Given exercise | Can you print the data exactly and leave out each image?

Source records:
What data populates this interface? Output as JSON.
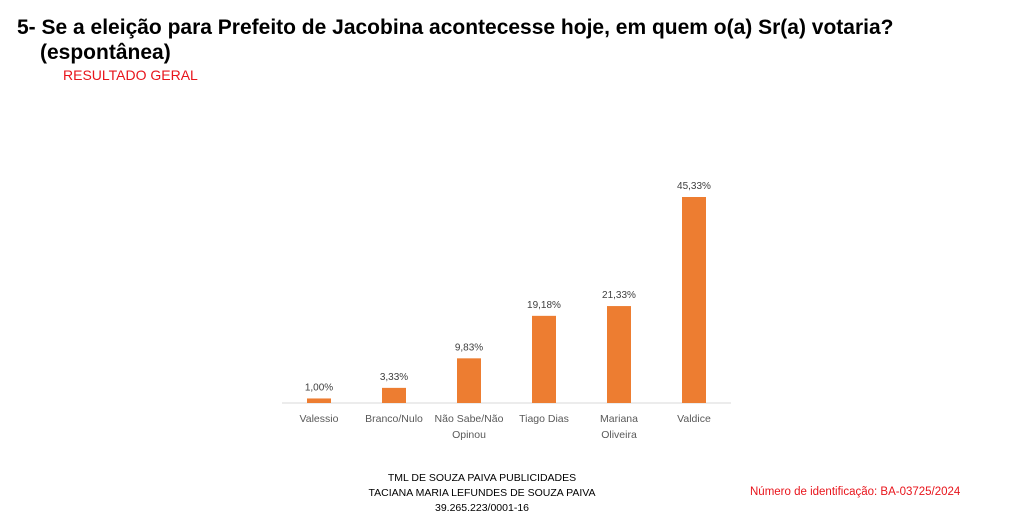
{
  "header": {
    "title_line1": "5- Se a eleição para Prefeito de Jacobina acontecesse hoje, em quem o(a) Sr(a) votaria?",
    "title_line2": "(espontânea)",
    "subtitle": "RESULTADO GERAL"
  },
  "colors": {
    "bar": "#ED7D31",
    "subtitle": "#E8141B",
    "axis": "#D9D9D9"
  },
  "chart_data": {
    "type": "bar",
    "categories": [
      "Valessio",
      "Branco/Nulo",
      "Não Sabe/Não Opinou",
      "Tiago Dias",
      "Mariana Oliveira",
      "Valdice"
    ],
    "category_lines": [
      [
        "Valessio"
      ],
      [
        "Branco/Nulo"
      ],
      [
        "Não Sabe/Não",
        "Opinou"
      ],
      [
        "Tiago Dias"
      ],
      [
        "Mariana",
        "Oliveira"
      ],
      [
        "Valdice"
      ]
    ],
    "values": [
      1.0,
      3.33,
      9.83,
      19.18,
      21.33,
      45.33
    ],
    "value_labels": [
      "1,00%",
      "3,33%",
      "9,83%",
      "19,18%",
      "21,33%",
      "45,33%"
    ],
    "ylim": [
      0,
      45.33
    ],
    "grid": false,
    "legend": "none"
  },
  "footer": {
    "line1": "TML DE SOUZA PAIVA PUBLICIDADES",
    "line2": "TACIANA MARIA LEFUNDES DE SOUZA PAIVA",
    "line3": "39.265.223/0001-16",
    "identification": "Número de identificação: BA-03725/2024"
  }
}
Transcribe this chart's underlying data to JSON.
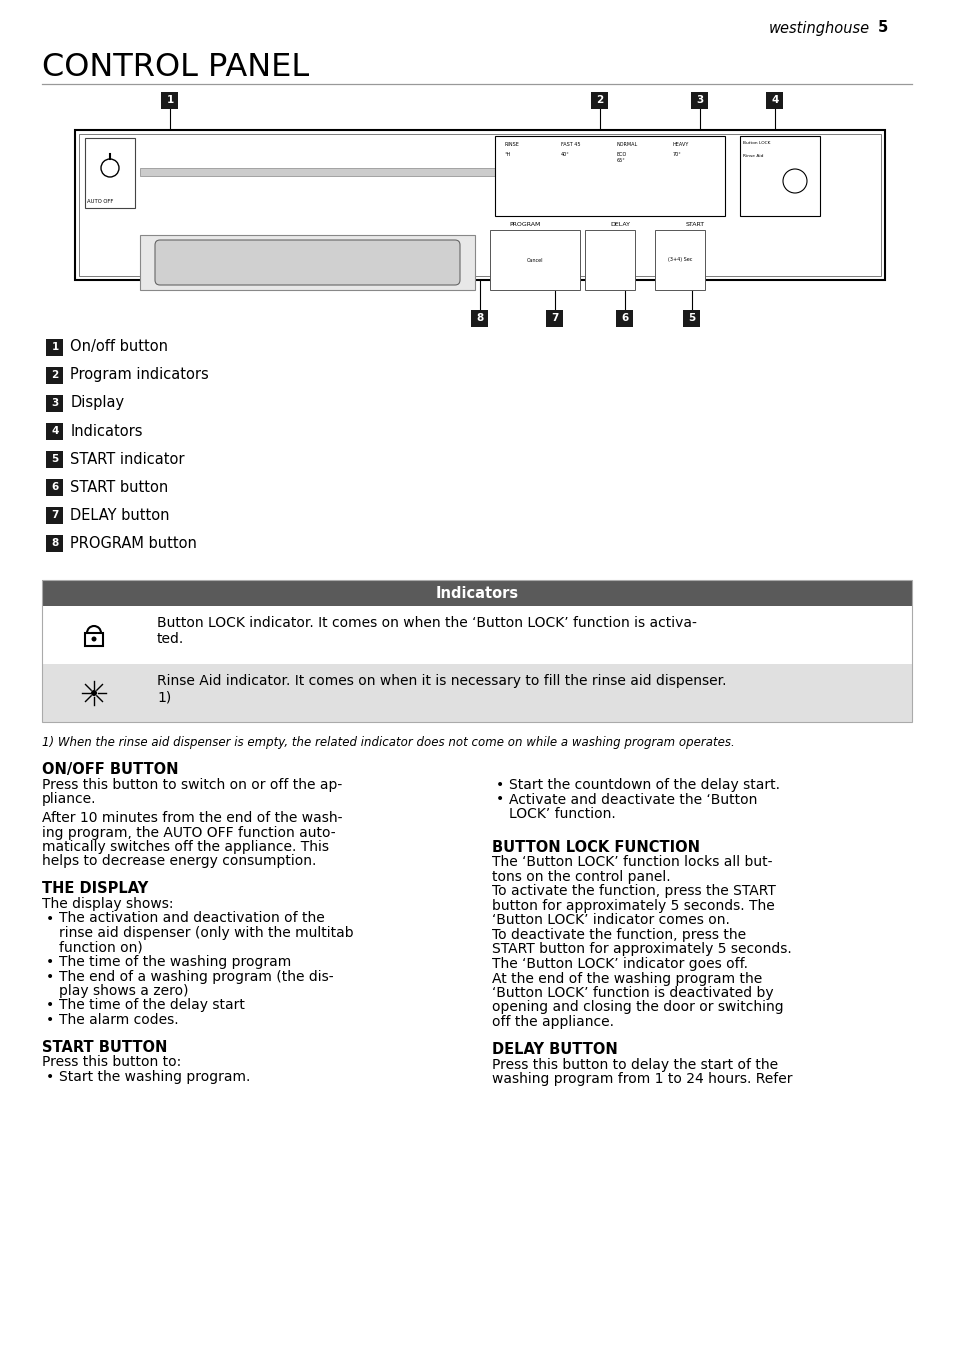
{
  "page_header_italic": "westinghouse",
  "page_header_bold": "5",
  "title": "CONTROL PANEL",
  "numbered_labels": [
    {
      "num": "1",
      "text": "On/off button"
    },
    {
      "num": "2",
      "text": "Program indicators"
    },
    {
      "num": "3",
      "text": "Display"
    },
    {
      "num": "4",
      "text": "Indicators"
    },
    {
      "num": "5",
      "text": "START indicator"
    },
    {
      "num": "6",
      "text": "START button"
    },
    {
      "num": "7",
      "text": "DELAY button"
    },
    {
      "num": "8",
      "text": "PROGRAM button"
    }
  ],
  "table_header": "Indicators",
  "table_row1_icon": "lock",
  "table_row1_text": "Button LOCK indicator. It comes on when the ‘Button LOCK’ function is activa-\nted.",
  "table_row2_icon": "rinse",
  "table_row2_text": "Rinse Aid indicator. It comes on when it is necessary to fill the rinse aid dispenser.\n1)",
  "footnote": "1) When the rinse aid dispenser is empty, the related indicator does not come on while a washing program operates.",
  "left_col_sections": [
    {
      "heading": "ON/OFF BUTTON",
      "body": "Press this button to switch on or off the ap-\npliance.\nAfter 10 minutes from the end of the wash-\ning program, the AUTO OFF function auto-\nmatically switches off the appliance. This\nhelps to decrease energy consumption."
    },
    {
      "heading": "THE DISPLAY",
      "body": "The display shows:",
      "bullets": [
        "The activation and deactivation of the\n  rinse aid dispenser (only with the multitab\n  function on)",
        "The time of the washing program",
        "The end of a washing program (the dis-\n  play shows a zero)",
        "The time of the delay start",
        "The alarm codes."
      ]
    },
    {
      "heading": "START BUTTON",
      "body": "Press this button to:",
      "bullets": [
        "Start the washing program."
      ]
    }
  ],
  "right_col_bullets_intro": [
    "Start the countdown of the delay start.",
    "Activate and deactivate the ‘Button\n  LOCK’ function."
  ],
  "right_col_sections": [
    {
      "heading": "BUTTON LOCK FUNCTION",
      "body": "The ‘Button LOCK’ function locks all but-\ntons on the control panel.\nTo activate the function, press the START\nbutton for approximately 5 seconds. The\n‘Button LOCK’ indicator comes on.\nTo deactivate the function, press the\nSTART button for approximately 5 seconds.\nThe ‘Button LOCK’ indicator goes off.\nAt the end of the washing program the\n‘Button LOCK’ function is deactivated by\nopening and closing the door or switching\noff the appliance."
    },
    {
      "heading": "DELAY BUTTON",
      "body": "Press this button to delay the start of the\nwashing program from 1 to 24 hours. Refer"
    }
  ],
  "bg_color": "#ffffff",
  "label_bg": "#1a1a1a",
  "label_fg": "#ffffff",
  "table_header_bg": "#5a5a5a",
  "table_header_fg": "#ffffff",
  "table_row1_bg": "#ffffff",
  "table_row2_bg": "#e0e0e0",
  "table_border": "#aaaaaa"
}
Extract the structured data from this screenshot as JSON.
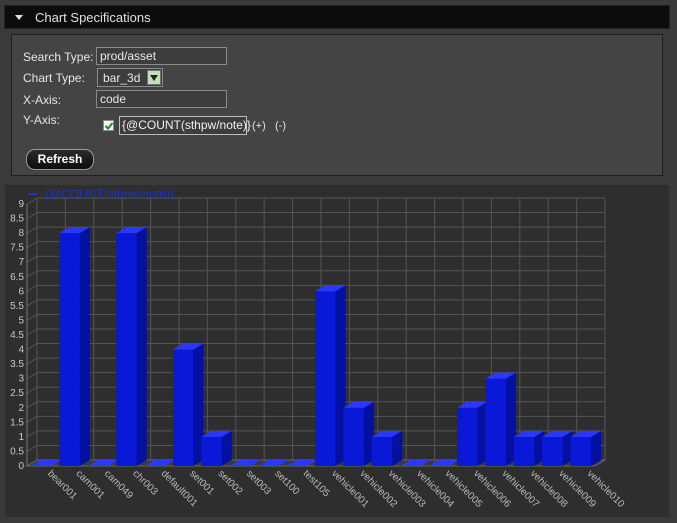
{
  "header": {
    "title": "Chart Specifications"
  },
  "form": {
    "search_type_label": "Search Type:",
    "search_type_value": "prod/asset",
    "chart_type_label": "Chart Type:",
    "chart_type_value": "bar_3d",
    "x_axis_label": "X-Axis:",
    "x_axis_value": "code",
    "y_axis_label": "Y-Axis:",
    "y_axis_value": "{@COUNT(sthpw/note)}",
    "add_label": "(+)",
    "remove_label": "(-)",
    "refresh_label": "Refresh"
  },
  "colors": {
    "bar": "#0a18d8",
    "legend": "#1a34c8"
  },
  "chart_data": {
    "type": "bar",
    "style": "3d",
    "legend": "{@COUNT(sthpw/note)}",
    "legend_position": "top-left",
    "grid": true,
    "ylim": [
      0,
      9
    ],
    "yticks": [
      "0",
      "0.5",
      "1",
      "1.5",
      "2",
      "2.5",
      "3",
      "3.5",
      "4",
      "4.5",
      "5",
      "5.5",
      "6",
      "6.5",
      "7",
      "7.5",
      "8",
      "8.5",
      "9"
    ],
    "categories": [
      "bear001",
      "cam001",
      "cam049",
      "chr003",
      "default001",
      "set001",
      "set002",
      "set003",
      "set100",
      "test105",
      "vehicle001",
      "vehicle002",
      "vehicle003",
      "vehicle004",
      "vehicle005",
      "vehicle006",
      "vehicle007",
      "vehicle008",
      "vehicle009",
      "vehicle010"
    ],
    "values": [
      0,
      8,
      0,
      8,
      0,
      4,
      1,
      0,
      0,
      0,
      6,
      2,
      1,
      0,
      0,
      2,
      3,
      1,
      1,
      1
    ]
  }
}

Expected answer |
What data populates this interface? Output as JSON.
{
  "header": {
    "title_line1": "5- Se a eleição para Prefeito de Jacobina acontecesse hoje, em quem o(a) Sr(a) votaria?",
    "title_line2": "(espontânea)",
    "subtitle": "RESULTADO GERAL"
  },
  "colors": {
    "bar": "#ED7D31",
    "subtitle": "#E8141B",
    "axis": "#D9D9D9"
  },
  "chart_data": {
    "type": "bar",
    "categories": [
      "Valessio",
      "Branco/Nulo",
      "Não Sabe/Não Opinou",
      "Tiago Dias",
      "Mariana Oliveira",
      "Valdice"
    ],
    "category_lines": [
      [
        "Valessio"
      ],
      [
        "Branco/Nulo"
      ],
      [
        "Não Sabe/Não",
        "Opinou"
      ],
      [
        "Tiago Dias"
      ],
      [
        "Mariana",
        "Oliveira"
      ],
      [
        "Valdice"
      ]
    ],
    "values": [
      1.0,
      3.33,
      9.83,
      19.18,
      21.33,
      45.33
    ],
    "value_labels": [
      "1,00%",
      "3,33%",
      "9,83%",
      "19,18%",
      "21,33%",
      "45,33%"
    ],
    "ylim": [
      0,
      45.33
    ],
    "grid": false,
    "legend": "none"
  },
  "footer": {
    "line1": "TML DE SOUZA PAIVA PUBLICIDADES",
    "line2": "TACIANA MARIA LEFUNDES DE SOUZA PAIVA",
    "line3": "39.265.223/0001-16",
    "identification": "Número de identificação: BA-03725/2024"
  }
}
Transcribe this chart's underlying data to JSON.
{
  "page_header_italic": "westinghouse",
  "page_header_bold": "5",
  "title": "CONTROL PANEL",
  "numbered_labels": [
    {
      "num": "1",
      "text": "On/off button"
    },
    {
      "num": "2",
      "text": "Program indicators"
    },
    {
      "num": "3",
      "text": "Display"
    },
    {
      "num": "4",
      "text": "Indicators"
    },
    {
      "num": "5",
      "text": "START indicator"
    },
    {
      "num": "6",
      "text": "START button"
    },
    {
      "num": "7",
      "text": "DELAY button"
    },
    {
      "num": "8",
      "text": "PROGRAM button"
    }
  ],
  "table_header": "Indicators",
  "table_row1_icon": "lock",
  "table_row1_text": "Button LOCK indicator. It comes on when the ‘Button LOCK’ function is activa-\nted.",
  "table_row2_icon": "rinse",
  "table_row2_text": "Rinse Aid indicator. It comes on when it is necessary to fill the rinse aid dispenser.\n1)",
  "footnote": "1) When the rinse aid dispenser is empty, the related indicator does not come on while a washing program operates.",
  "left_col_sections": [
    {
      "heading": "ON/OFF BUTTON",
      "body": "Press this button to switch on or off the ap-\npliance.\nAfter 10 minutes from the end of the wash-\ning program, the AUTO OFF function auto-\nmatically switches off the appliance. This\nhelps to decrease energy consumption."
    },
    {
      "heading": "THE DISPLAY",
      "body": "The display shows:",
      "bullets": [
        "The activation and deactivation of the\n  rinse aid dispenser (only with the multitab\n  function on)",
        "The time of the washing program",
        "The end of a washing program (the dis-\n  play shows a zero)",
        "The time of the delay start",
        "The alarm codes."
      ]
    },
    {
      "heading": "START BUTTON",
      "body": "Press this button to:",
      "bullets": [
        "Start the washing program."
      ]
    }
  ],
  "right_col_bullets_intro": [
    "Start the countdown of the delay start.",
    "Activate and deactivate the ‘Button\n  LOCK’ function."
  ],
  "right_col_sections": [
    {
      "heading": "BUTTON LOCK FUNCTION",
      "body": "The ‘Button LOCK’ function locks all but-\ntons on the control panel.\nTo activate the function, press the START\nbutton for approximately 5 seconds. The\n‘Button LOCK’ indicator comes on.\nTo deactivate the function, press the\nSTART button for approximately 5 seconds.\nThe ‘Button LOCK’ indicator goes off.\nAt the end of the washing program the\n‘Button LOCK’ function is deactivated by\nopening and closing the door or switching\noff the appliance."
    },
    {
      "heading": "DELAY BUTTON",
      "body": "Press this button to delay the start of the\nwashing program from 1 to 24 hours. Refer"
    }
  ],
  "bg_color": "#ffffff",
  "label_bg": "#1a1a1a",
  "label_fg": "#ffffff",
  "table_header_bg": "#5a5a5a",
  "table_header_fg": "#ffffff",
  "table_row1_bg": "#ffffff",
  "table_row2_bg": "#e0e0e0",
  "table_border": "#aaaaaa"
}
Extract the structured data from this screenshot as JSON.
{
  "header": {
    "title": "Chart Specifications"
  },
  "form": {
    "search_type_label": "Search Type:",
    "search_type_value": "prod/asset",
    "chart_type_label": "Chart Type:",
    "chart_type_value": "bar_3d",
    "x_axis_label": "X-Axis:",
    "x_axis_value": "code",
    "y_axis_label": "Y-Axis:",
    "y_axis_value": "{@COUNT(sthpw/note)}",
    "add_label": "(+)",
    "remove_label": "(-)",
    "refresh_label": "Refresh"
  },
  "colors": {
    "bar": "#0a18d8",
    "legend": "#1a34c8"
  },
  "chart_data": {
    "type": "bar",
    "style": "3d",
    "legend": "{@COUNT(sthpw/note)}",
    "legend_position": "top-left",
    "grid": true,
    "ylim": [
      0,
      9
    ],
    "yticks": [
      "0",
      "0.5",
      "1",
      "1.5",
      "2",
      "2.5",
      "3",
      "3.5",
      "4",
      "4.5",
      "5",
      "5.5",
      "6",
      "6.5",
      "7",
      "7.5",
      "8",
      "8.5",
      "9"
    ],
    "categories": [
      "bear001",
      "cam001",
      "cam049",
      "chr003",
      "default001",
      "set001",
      "set002",
      "set003",
      "set100",
      "test105",
      "vehicle001",
      "vehicle002",
      "vehicle003",
      "vehicle004",
      "vehicle005",
      "vehicle006",
      "vehicle007",
      "vehicle008",
      "vehicle009",
      "vehicle010"
    ],
    "values": [
      0,
      8,
      0,
      8,
      0,
      4,
      1,
      0,
      0,
      0,
      6,
      2,
      1,
      0,
      0,
      2,
      3,
      1,
      1,
      1
    ]
  }
}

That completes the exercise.